- _PROVIDED RECORDS_:
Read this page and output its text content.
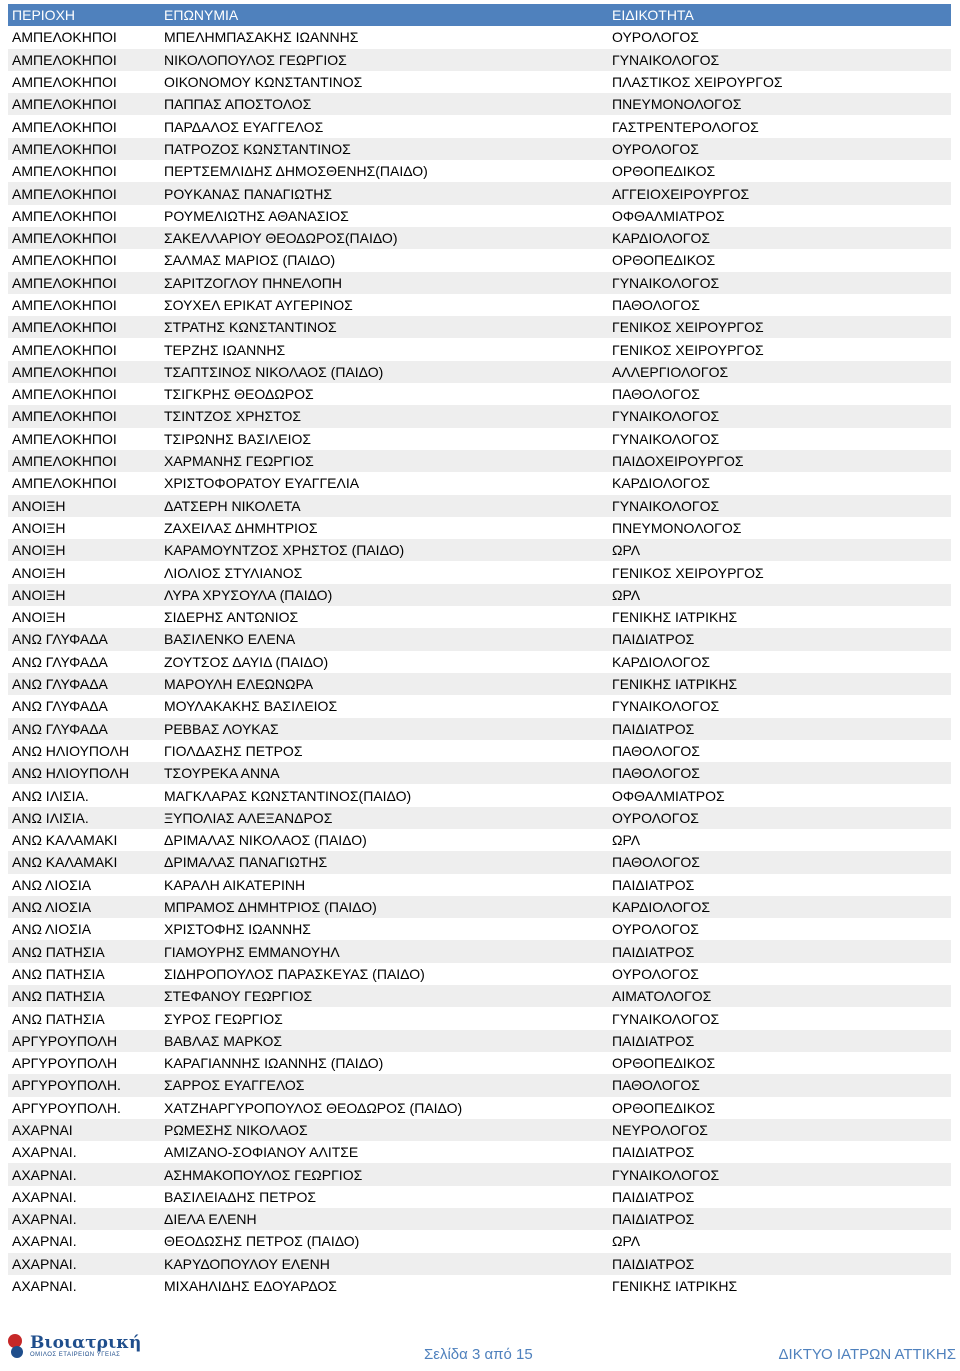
ΠΕΡΙΟΧΗ	ΕΠΩΝΥΜΙΑ	ΕΙΔΙΚΟΤΗΤΑ
ΑΜΠΕΛΟΚΗΠΟΙ	ΜΠΕΛΗΜΠΑΣΑΚΗΣ ΙΩΑΝΝΗΣ	ΟΥΡΟΛΟΓΟΣ
ΑΜΠΕΛΟΚΗΠΟΙ	ΝΙΚΟΛΟΠΟΥΛΟΣ ΓΕΩΡΓΙΟΣ	ΓΥΝΑΙΚΟΛΟΓΟΣ
ΑΜΠΕΛΟΚΗΠΟΙ	ΟΙΚΟΝΟΜΟΥ ΚΩΝΣΤΑΝΤΙΝΟΣ	ΠΛΑΣΤΙΚΟΣ ΧΕΙΡΟΥΡΓΟΣ
ΑΜΠΕΛΟΚΗΠΟΙ	ΠΑΠΠΑΣ ΑΠΟΣΤΟΛΟΣ	ΠΝΕΥΜΟΝΟΛΟΓΟΣ
ΑΜΠΕΛΟΚΗΠΟΙ	ΠΑΡΔΑΛΟΣ ΕΥΑΓΓΕΛΟΣ	ΓΑΣΤΡΕΝΤΕΡΟΛΟΓΟΣ
ΑΜΠΕΛΟΚΗΠΟΙ	ΠΑΤΡΟΖΟΣ ΚΩΝΣΤΑΝΤΙΝΟΣ	ΟΥΡΟΛΟΓΟΣ
ΑΜΠΕΛΟΚΗΠΟΙ	ΠΕΡΤΣΕΜΛΙΔΗΣ ΔΗΜΟΣΘΕΝΗΣ(ΠΑΙΔΟ)	ΟΡΘΟΠΕΔΙΚΟΣ
ΑΜΠΕΛΟΚΗΠΟΙ	ΡΟΥΚΑΝΑΣ ΠΑΝΑΓΙΩΤΗΣ	ΑΓΓΕΙΟΧΕΙΡΟΥΡΓΟΣ
ΑΜΠΕΛΟΚΗΠΟΙ	ΡΟΥΜΕΛΙΩΤΗΣ ΑΘΑΝΑΣΙΟΣ	ΟΦΘΑΛΜΙΑΤΡΟΣ
ΑΜΠΕΛΟΚΗΠΟΙ	ΣΑΚΕΛΛΑΡΙΟΥ ΘΕΟΔΩΡΟΣ(ΠΑΙΔΟ)	ΚΑΡΔΙΟΛΟΓΟΣ
ΑΜΠΕΛΟΚΗΠΟΙ	ΣΑΛΜΑΣ ΜΑΡΙΟΣ (ΠΑΙΔΟ)	ΟΡΘΟΠΕΔΙΚΟΣ
ΑΜΠΕΛΟΚΗΠΟΙ	ΣΑΡΙΤΖΟΓΛΟΥ ΠΗΝΕΛΟΠΗ	ΓΥΝΑΙΚΟΛΟΓΟΣ
ΑΜΠΕΛΟΚΗΠΟΙ	ΣΟΥΧΕΛ ΕΡΙΚΑΤ ΑΥΓΕΡΙΝΟΣ	ΠΑΘΟΛΟΓΟΣ
ΑΜΠΕΛΟΚΗΠΟΙ	ΣΤΡΑΤΗΣ ΚΩΝΣΤΑΝΤΙΝΟΣ	ΓΕΝΙΚΟΣ ΧΕΙΡΟΥΡΓΟΣ
ΑΜΠΕΛΟΚΗΠΟΙ	ΤΕΡΖΗΣ ΙΩΑΝΝΗΣ	ΓΕΝΙΚΟΣ ΧΕΙΡΟΥΡΓΟΣ
ΑΜΠΕΛΟΚΗΠΟΙ	ΤΣΑΠΤΣΙΝΟΣ ΝΙΚΟΛΑΟΣ (ΠΑΙΔΟ)	ΑΛΛΕΡΓΙΟΛΟΓΟΣ
ΑΜΠΕΛΟΚΗΠΟΙ	ΤΣΙΓΚΡΗΣ ΘΕΟΔΩΡΟΣ	ΠΑΘΟΛΟΓΟΣ
ΑΜΠΕΛΟΚΗΠΟΙ	ΤΣΙΝΤΖΟΣ ΧΡΗΣΤΟΣ	ΓΥΝΑΙΚΟΛΟΓΟΣ
ΑΜΠΕΛΟΚΗΠΟΙ	ΤΣΙΡΩΝΗΣ ΒΑΣΙΛΕΙΟΣ	ΓΥΝΑΙΚΟΛΟΓΟΣ
ΑΜΠΕΛΟΚΗΠΟΙ	ΧΑΡΜΑΝΗΣ ΓΕΩΡΓΙΟΣ	ΠΑΙΔΟΧΕΙΡΟΥΡΓΟΣ
ΑΜΠΕΛΟΚΗΠΟΙ	ΧΡΙΣΤΟΦΟΡΑΤΟΥ ΕΥΑΓΓΕΛΙΑ	ΚΑΡΔΙΟΛΟΓΟΣ
ΑΝΟΙΞΗ	ΔΑΤΣΕΡΗ ΝΙΚΟΛΕΤΑ	ΓΥΝΑΙΚΟΛΟΓΟΣ
ΑΝΟΙΞΗ	ΖΑΧΕΙΛΑΣ ΔΗΜΗΤΡΙΟΣ	ΠΝΕΥΜΟΝΟΛΟΓΟΣ
ΑΝΟΙΞΗ	ΚΑΡΑΜΟΥΝΤΖΟΣ ΧΡΗΣΤΟΣ (ΠΑΙΔΟ)	ΩΡΛ
ΑΝΟΙΞΗ	ΛΙΟΛΙΟΣ ΣΤΥΛΙΑΝΟΣ	ΓΕΝΙΚΟΣ ΧΕΙΡΟΥΡΓΟΣ
ΑΝΟΙΞΗ	ΛΥΡΑ ΧΡΥΣΟΥΛΑ (ΠΑΙΔΟ)	ΩΡΛ
ΑΝΟΙΞΗ	ΣΙΔΕΡΗΣ ΑΝΤΩΝΙΟΣ	ΓΕΝΙΚΗΣ ΙΑΤΡΙΚΗΣ
ΑΝΩ ΓΛΥΦΑΔΑ	ΒΑΣΙΛΕΝΚΟ ΕΛΕΝΑ	ΠΑΙΔΙΑΤΡΟΣ
ΑΝΩ ΓΛΥΦΑΔΑ	ΖΟΥΤΣΟΣ ΔΑΥΙΔ (ΠΑΙΔΟ)	ΚΑΡΔΙΟΛΟΓΟΣ
ΑΝΩ ΓΛΥΦΑΔΑ	ΜΑΡΟΥΛΗ ΕΛΕΩΝΩΡΑ	ΓΕΝΙΚΗΣ ΙΑΤΡΙΚΗΣ
ΑΝΩ ΓΛΥΦΑΔΑ	ΜΟΥΛΑΚΑΚΗΣ ΒΑΣΙΛΕΙΟΣ	ΓΥΝΑΙΚΟΛΟΓΟΣ
ΑΝΩ ΓΛΥΦΑΔΑ	ΡΕΒΒΑΣ ΛΟΥΚΑΣ	ΠΑΙΔΙΑΤΡΟΣ
ΑΝΩ ΗΛΙΟΥΠΟΛΗ	ΓΙΟΛΔΑΣΗΣ ΠΕΤΡΟΣ	ΠΑΘΟΛΟΓΟΣ
ΑΝΩ ΗΛΙΟΥΠΟΛΗ	ΤΣΟΥΡΕΚΑ ΑΝΝΑ	ΠΑΘΟΛΟΓΟΣ
ΑΝΩ ΙΛΙΣΙΑ.	ΜΑΓΚΛΑΡΑΣ ΚΩΝΣΤΑΝΤΙΝΟΣ(ΠΑΙΔΟ)	ΟΦΘΑΛΜΙΑΤΡΟΣ
ΑΝΩ ΙΛΙΣΙΑ.	ΞΥΠΟΛΙΑΣ ΑΛΕΞΑΝΔΡΟΣ	ΟΥΡΟΛΟΓΟΣ
ΑΝΩ ΚΑΛΑΜΑΚΙ	ΔΡΙΜΑΛΑΣ ΝΙΚΟΛΑΟΣ (ΠΑΙΔΟ)	ΩΡΛ
ΑΝΩ ΚΑΛΑΜΑΚΙ	ΔΡΙΜΑΛΑΣ ΠΑΝΑΓΙΩΤΗΣ	ΠΑΘΟΛΟΓΟΣ
ΑΝΩ ΛΙΟΣΙΑ	ΚΑΡΑΛΗ ΑΙΚΑΤΕΡΙΝΗ	ΠΑΙΔΙΑΤΡΟΣ
ΑΝΩ ΛΙΟΣΙΑ	ΜΠΡΑΜΟΣ ΔΗΜΗΤΡΙΟΣ (ΠΑΙΔΟ)	ΚΑΡΔΙΟΛΟΓΟΣ
ΑΝΩ ΛΙΟΣΙΑ	ΧΡΙΣΤΟΦΗΣ ΙΩΑΝΝΗΣ	ΟΥΡΟΛΟΓΟΣ
ΑΝΩ ΠΑΤΗΣΙΑ	ΓΙΑΜΟΥΡΗΣ ΕΜΜΑΝΟΥΗΛ	ΠΑΙΔΙΑΤΡΟΣ
ΑΝΩ ΠΑΤΗΣΙΑ	ΣΙΔΗΡΟΠΟΥΛΟΣ ΠΑΡΑΣΚΕΥΑΣ (ΠΑΙΔΟ)	ΟΥΡΟΛΟΓΟΣ
ΑΝΩ ΠΑΤΗΣΙΑ	ΣΤΕΦΑΝΟΥ ΓΕΩΡΓΙΟΣ	ΑΙΜΑΤΟΛΟΓΟΣ
ΑΝΩ ΠΑΤΗΣΙΑ	ΣΥΡΟΣ ΓΕΩΡΓΙΟΣ	ΓΥΝΑΙΚΟΛΟΓΟΣ
ΑΡΓΥΡΟΥΠΟΛΗ	ΒΑΒΛΑΣ ΜΑΡΚΟΣ	ΠΑΙΔΙΑΤΡΟΣ
ΑΡΓΥΡΟΥΠΟΛΗ	ΚΑΡΑΓΙΑΝΝΗΣ ΙΩΑΝΝΗΣ (ΠΑΙΔΟ)	ΟΡΘΟΠΕΔΙΚΟΣ
ΑΡΓΥΡΟΥΠΟΛΗ.	ΣΑΡΡΟΣ ΕΥΑΓΓΕΛΟΣ	ΠΑΘΟΛΟΓΟΣ
ΑΡΓΥΡΟΥΠΟΛΗ.	ΧΑΤΖΗΑΡΓΥΡΟΠΟΥΛΟΣ ΘΕΟΔΩΡΟΣ (ΠΑΙΔΟ)	ΟΡΘΟΠΕΔΙΚΟΣ
ΑΧΑΡΝΑΙ	ΡΩΜΕΣΗΣ ΝΙΚΟΛΑΟΣ	ΝΕΥΡΟΛΟΓΟΣ
ΑΧΑΡΝΑΙ.	ΑΜΙΖΑΝΟ-ΣΟΦΙΑΝΟΥ ΑΛΙΤΣΕ	ΠΑΙΔΙΑΤΡΟΣ
ΑΧΑΡΝΑΙ.	ΑΣΗΜΑΚΟΠΟΥΛΟΣ ΓΕΩΡΓΙΟΣ	ΓΥΝΑΙΚΟΛΟΓΟΣ
ΑΧΑΡΝΑΙ.	ΒΑΣΙΛΕΙΑΔΗΣ ΠΕΤΡΟΣ	ΠΑΙΔΙΑΤΡΟΣ
ΑΧΑΡΝΑΙ.	ΔΙΕΛΑ ΕΛΕΝΗ	ΠΑΙΔΙΑΤΡΟΣ
ΑΧΑΡΝΑΙ.	ΘΕΟΔΩΣΗΣ ΠΕΤΡΟΣ (ΠΑΙΔΟ)	ΩΡΛ
ΑΧΑΡΝΑΙ.	ΚΑΡΥΔΟΠΟΥΛΟΥ ΕΛΕΝΗ	ΠΑΙΔΙΑΤΡΟΣ
ΑΧΑΡΝΑΙ.	ΜΙΧΑΗΛΙΔΗΣ ΕΔΟΥΑΡΔΟΣ	ΓΕΝΙΚΗΣ ΙΑΤΡΙΚΗΣ
Βιοιατρική
ΟΜΙΛΟΣ ΕΤΑΙΡΕΙΩΝ ΥΓΕΙΑΣ	Σελίδα 3 από 15	ΔΙΚΤΥΟ ΙΑΤΡΩΝ ΑΤΤΙΚΗΣ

- _EXERCISE PROMPT_:
From the material above, copy each line that includes the word "ΝΙΚΟΛΑΟΣ".

- _ANSWER IN FULL_:
ΑΜΠΕΛΟΚΗΠΟΙ	ΤΣΑΠΤΣΙΝΟΣ ΝΙΚΟΛΑΟΣ (ΠΑΙΔΟ)	ΑΛΛΕΡΓΙΟΛΟΓΟΣ
ΑΝΩ ΚΑΛΑΜΑΚΙ	ΔΡΙΜΑΛΑΣ ΝΙΚΟΛΑΟΣ (ΠΑΙΔΟ)	ΩΡΛ
ΑΧΑΡΝΑΙ	ΡΩΜΕΣΗΣ ΝΙΚΟΛΑΟΣ	ΝΕΥΡΟΛΟΓΟΣ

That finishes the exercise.